TO DO: Reproduce the listing below verbatim, every line in its original order and form.

►

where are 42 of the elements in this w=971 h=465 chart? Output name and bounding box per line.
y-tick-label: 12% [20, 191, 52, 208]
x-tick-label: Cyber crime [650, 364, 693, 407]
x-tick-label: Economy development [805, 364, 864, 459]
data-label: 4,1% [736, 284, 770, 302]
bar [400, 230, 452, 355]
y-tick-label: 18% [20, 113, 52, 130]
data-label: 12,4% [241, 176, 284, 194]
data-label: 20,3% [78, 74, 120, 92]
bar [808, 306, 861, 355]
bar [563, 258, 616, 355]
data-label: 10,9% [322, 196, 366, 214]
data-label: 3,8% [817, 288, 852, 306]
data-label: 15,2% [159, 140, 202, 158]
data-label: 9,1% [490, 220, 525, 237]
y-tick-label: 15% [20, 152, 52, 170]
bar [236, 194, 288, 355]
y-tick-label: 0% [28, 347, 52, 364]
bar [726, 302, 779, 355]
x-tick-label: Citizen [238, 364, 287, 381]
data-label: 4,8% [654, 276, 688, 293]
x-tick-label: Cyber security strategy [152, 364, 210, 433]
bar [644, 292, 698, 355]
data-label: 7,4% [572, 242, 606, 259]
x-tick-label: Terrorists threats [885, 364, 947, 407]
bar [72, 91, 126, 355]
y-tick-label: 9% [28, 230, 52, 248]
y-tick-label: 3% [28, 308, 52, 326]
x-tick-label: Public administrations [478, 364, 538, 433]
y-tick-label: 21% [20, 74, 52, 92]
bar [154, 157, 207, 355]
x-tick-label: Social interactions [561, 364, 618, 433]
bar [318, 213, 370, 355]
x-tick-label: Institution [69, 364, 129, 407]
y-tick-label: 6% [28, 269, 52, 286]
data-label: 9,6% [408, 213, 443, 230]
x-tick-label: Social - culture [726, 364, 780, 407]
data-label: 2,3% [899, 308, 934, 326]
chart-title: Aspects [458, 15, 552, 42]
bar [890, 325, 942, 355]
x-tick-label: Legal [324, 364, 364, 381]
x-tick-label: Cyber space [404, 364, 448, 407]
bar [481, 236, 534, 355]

◄

OUTPUT BELOW:
where are 42 of the elements in this w=971 h=465 chart? Output name and bounding box per line.
y-tick-label: 12% [20, 191, 52, 208]
x-tick-label: Cyber crime [650, 364, 693, 407]
x-tick-label: Economy development [805, 364, 864, 459]
data-label: 4,1% [736, 284, 770, 302]
bar [400, 230, 452, 355]
y-tick-label: 18% [20, 113, 52, 130]
data-label: 12,4% [241, 176, 284, 194]
data-label: 20,3% [78, 74, 120, 92]
bar [808, 306, 861, 355]
bar [563, 258, 616, 355]
data-label: 10,9% [322, 196, 366, 214]
data-label: 3,8% [817, 288, 852, 306]
data-label: 15,2% [159, 140, 202, 158]
data-label: 9,1% [490, 220, 525, 237]
y-tick-label: 15% [20, 152, 52, 170]
bar [236, 194, 288, 355]
y-tick-label: 0% [28, 347, 52, 364]
bar [726, 302, 779, 355]
x-tick-label: Citizen [238, 364, 287, 381]
data-label: 4,8% [654, 276, 688, 293]
x-tick-label: Cyber security strategy [152, 364, 210, 433]
bar [644, 292, 698, 355]
data-label: 7,4% [572, 242, 606, 259]
x-tick-label: Terrorists threats [885, 364, 947, 407]
bar [72, 91, 126, 355]
y-tick-label: 9% [28, 230, 52, 248]
y-tick-label: 3% [28, 308, 52, 326]
x-tick-label: Public administrations [478, 364, 538, 433]
y-tick-label: 21% [20, 74, 52, 92]
bar [154, 157, 207, 355]
x-tick-label: Social interactions [561, 364, 618, 433]
bar [318, 213, 370, 355]
x-tick-label: Institution [69, 364, 129, 407]
y-tick-label: 6% [28, 269, 52, 286]
data-label: 9,6% [408, 213, 443, 230]
x-tick-label: Social - culture [726, 364, 780, 407]
data-label: 2,3% [899, 308, 934, 326]
chart-title: Aspects [458, 15, 552, 42]
bar [890, 325, 942, 355]
x-tick-label: Legal [324, 364, 364, 381]
x-tick-label: Cyber space [404, 364, 448, 407]
bar [481, 236, 534, 355]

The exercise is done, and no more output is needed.